What is needed
Each line of the records containing "obedience" is to be copied out and returned.

Material supplied Start Marker

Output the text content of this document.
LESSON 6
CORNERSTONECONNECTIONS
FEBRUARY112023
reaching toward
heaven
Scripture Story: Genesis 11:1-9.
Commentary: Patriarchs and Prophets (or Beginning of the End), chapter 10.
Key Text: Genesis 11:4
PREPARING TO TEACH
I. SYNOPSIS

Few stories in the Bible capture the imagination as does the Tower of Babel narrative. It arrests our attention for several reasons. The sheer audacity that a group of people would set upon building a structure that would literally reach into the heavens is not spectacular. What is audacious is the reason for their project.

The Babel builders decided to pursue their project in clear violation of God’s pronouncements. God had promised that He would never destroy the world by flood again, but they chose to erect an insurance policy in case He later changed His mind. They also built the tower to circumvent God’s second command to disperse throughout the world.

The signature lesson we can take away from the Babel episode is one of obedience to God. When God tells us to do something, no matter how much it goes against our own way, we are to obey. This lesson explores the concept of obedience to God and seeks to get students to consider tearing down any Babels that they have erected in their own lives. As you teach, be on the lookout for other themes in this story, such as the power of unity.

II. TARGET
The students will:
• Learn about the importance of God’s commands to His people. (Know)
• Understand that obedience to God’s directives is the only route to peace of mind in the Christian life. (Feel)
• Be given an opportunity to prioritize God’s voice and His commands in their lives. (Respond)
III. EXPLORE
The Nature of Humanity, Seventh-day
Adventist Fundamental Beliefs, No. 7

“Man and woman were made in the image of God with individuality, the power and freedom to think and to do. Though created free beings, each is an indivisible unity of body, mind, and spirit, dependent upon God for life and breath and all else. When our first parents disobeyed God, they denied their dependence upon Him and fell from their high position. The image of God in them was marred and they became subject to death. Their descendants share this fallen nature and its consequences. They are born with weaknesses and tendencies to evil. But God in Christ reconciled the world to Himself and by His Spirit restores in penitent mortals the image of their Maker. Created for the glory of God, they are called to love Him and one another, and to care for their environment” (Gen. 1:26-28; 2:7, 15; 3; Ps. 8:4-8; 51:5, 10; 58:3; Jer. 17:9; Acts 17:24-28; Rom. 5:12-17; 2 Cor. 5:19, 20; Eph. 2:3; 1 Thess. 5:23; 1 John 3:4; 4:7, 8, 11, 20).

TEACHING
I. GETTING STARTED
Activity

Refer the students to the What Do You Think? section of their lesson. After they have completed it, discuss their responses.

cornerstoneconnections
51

Material supplied End Marker

Exercise result
The signature lesson we can take away from the Babel episode is one of obedience to God. When God tells us to do something, no matter how much it goes against our own way, we are to obey. This lesson explores the concept of obedience to God and seeks to get students to consider tearing down any Babels that they have erected in their own lives. As you teach, be on the lookout for other themes in this story, such as the power of unity.
• Understand that obedience to God’s directives is the only route to peace of mind in the Christian life. (Feel)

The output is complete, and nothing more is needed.